_Reading text_:
⟨

# Wood Arrow Question



## bradyxps (Jan 9, 2017)

I'm still pretty new to making my own wood arrows and need some advice. I ran across a bare shaft last night that is 65 grains heavier than the others. Is there anyway to use this? I considered trying to shorten it, but I don't want to mess with the spine too bad. I could tag it heavier somehow and keep it in mind but that seems like it would be aggravating. What do you guys do with abnormally heavy bareshafts?


----------



## Dennis (Jan 9, 2017)

Just shoot it I bet you can't tell a difference between it and the others at hunting distances


----------



## Barry Duggan (Jan 9, 2017)

If it shoots ok, mark it for your heavy pig arrow.


----------



## Killinstuff (Jan 9, 2017)

Yoda couldn't have given a better answer Dennis


----------



## Dennis (Jan 9, 2017)

I shot wood for over 15 years and all of them shot great. One day I got the chance to weight them and found that there was almost 100 grains difference between the lightest and heaviest it got in my head and had to change to carbons for consistency and don't shoot any better


----------



## Mudfeather (Jan 9, 2017)

Shoot it and dont think about it...


----------



## robert carter (Jan 9, 2017)

I shot two carbons today that were near 50 grains difference. 20 yards and less I could not tell a difference. I believe wood is more forgiving than carbon. I would put a broadhead on it and shoot it some. If it hit where Im looking It would go in the quiver. RC


----------



## sawtooth (Jan 9, 2017)

They pretty much covered it.... I will add this though, I have found that at my shooting distances weight means very little. I'm not a good enough shot to notice any variances in weight from one arrow to another- unless it's just a drastic difference. Spine is another matter. You can do well with wood arrows that don't weight the same. If the spine on your wooden arrows vary greatly you will drive yourself crazy trying to make them shoot. Spine is way more important than weight.


----------



## bradyxps (Jan 10, 2017)

Thanks guys. I just fletched it the same and mixed it in with the others.


----------



## AllAmerican (Jan 10, 2017)

shoot it until it breaks


----------



## Barebowyer (Jan 12, 2017)

Choot 'em!!!  Agree with everyone above in regards to hunting distances...


----------

⟩

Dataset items
⟨

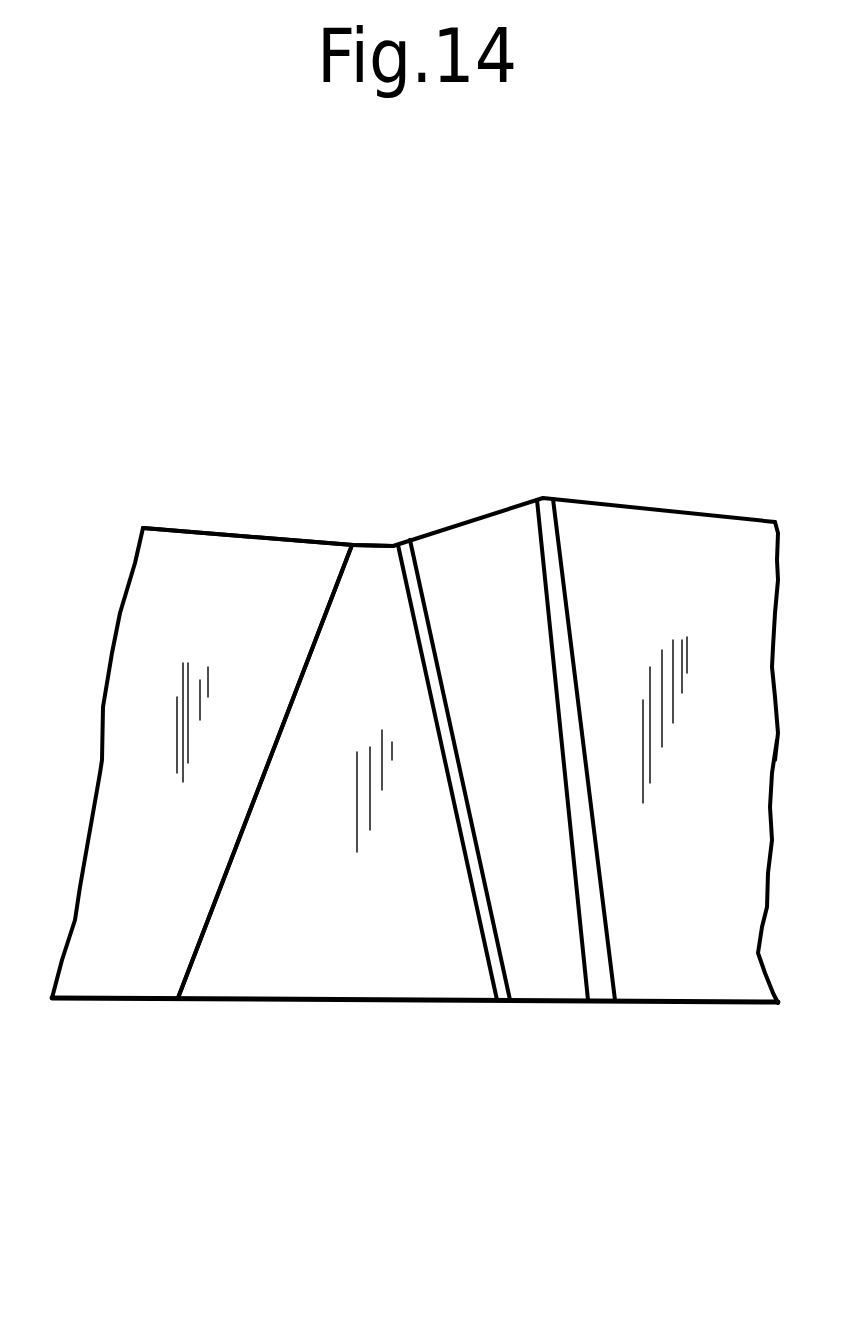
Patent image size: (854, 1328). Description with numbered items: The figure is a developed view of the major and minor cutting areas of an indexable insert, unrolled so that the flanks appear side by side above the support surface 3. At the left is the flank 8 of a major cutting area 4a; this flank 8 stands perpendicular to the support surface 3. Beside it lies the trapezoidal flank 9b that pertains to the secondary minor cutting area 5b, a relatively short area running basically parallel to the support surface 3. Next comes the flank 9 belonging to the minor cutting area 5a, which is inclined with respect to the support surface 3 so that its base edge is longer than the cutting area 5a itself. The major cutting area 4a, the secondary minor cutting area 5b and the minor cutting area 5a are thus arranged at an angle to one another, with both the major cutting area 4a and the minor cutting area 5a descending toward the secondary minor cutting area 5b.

The support surface 3 is at (298, 1003).
The major cutting area 4a is at (232, 533).
The minor cutting area 5a is at (472, 518).
The secondary minor cutting area 5b is at (370, 545).
The flank 8 is at (123, 973).
The flank 9 is at (553, 963).
The flank 9b is at (402, 945).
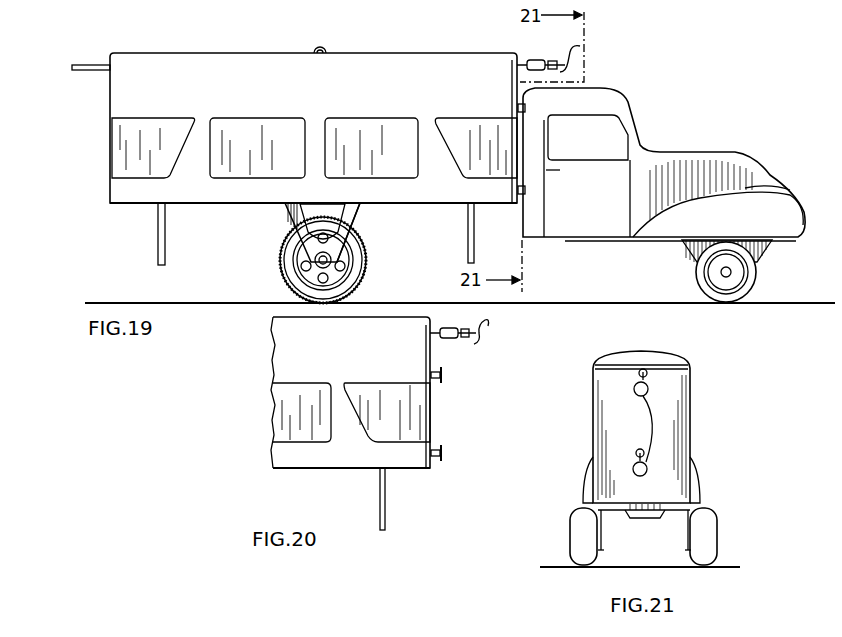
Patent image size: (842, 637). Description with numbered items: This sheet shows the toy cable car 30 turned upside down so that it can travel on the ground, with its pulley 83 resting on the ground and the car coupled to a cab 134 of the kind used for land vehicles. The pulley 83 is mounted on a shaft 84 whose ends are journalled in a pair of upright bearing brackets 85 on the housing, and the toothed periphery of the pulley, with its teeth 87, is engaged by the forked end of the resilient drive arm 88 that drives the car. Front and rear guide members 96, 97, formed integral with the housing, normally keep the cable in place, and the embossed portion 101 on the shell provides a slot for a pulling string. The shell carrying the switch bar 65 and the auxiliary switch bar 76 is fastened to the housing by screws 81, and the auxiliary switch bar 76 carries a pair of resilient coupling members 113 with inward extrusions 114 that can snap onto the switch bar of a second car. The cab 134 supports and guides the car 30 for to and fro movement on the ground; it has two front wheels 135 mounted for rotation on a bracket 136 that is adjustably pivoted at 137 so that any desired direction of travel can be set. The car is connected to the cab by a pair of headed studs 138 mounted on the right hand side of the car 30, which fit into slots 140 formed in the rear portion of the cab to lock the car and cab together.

In FIG. 19, the cable car 30 is at (402, 48).
In FIG. 20, the cable car 30 is at (258, 362).
In FIG. 19, the switch bar 65 is at (100, 66).
In FIG. 19, the embossed portion 101 is at (324, 47).
In FIG. 19, the screws 81 is at (110, 201).
In FIG. 20, the screws 81 is at (436, 468).
In FIG. 19, the rear guide member 97 is at (166, 243).
In FIG. 19, the front guide member 96 is at (466, 230).
In FIG. 20, the front guide member 96 is at (386, 512).
In FIG. 19, the bearing brackets 85 is at (292, 215).
In FIG. 19, the drive arm 88 is at (355, 229).
In FIG. 19, the shaft 84 is at (316, 261).
In FIG. 19, the pulley 83 is at (355, 265).
In FIG. 19, the teeth 87 is at (362, 290).
In FIG. 19, the auxiliary switch bar 76 is at (530, 60).
In FIG. 20, the auxiliary switch bar 76 is at (440, 330).
In FIG. 19, the extrusions 114 is at (556, 53).
In FIG. 20, the extrusions 114 is at (467, 338).
In FIG. 19, the coupling members 113 is at (575, 50).
In FIG. 20, the coupling members 113 is at (482, 331).
In FIG. 19, the headed studs 138 is at (526, 110).
In FIG. 20, the headed studs 138 is at (444, 378).
In FIG. 21, the headed studs 138 is at (638, 378).
In FIG. 19, the cab 134 is at (638, 133).
In FIG. 21, the cab 134 is at (690, 374).
In FIG. 19, the front wheels 135 is at (755, 279).
In FIG. 21, the front wheels 135 is at (698, 556).
In FIG. 19, the bracket 136 is at (772, 253).
In FIG. 21, the bracket 136 is at (607, 511).
In FIG. 21, the pivot 137 is at (667, 492).
In FIG. 21, the slots 140 is at (652, 447).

⟩

_Exercises_:
1 > Answer these questions about the wood arrow thread:
(a) How much heavier was the bare shaft than the others?
(b) For how many years did Dennis shoot wood arrows?
(c) What did bradyxps end up doing with the heavy shaft?
2 > Please convert the records, from their start through the line holding "The minor cutting area 5a is at (472, 518).", inclusive, into a JSON list of strings with one string per line. Skip blank lines and leave the pictures out.

_Expected outputs_:
1 >
(a) 65 grains
(b) Over 15 years
(c) Fletched it the same and mixed it in with the others

2 >
[
  "Patent image size: (854, 1328). Description with numbered items: The figure is a developed view of the major and minor cutting areas of an indexable insert, unrolled so that the flanks appear side by side above the support surface 3. At the left is the flank 8 of a major cutting area 4a; this flank 8 stands perpendicular to the support surface 3. Beside it lies the trapezoidal flank 9b that pertains to the secondary minor cutting area 5b, a relatively short area running basically parallel to the support surface 3. Next comes the flank 9 belonging to the minor cutting area 5a, which is inclined with respect to the support surface 3 so that its base edge is longer than the cutting area 5a itself. The major cutting area 4a, the secondary minor cutting area 5b and the minor cutting area 5a are thus arranged at an angle to one another, with both the major cutting area 4a and the minor cutting area 5a descending toward the secondary minor cutting area 5b.",
  "The support surface 3 is at (298, 1003).",
  "The major cutting area 4a is at (232, 533).",
  "The minor cutting area 5a is at (472, 518)."
]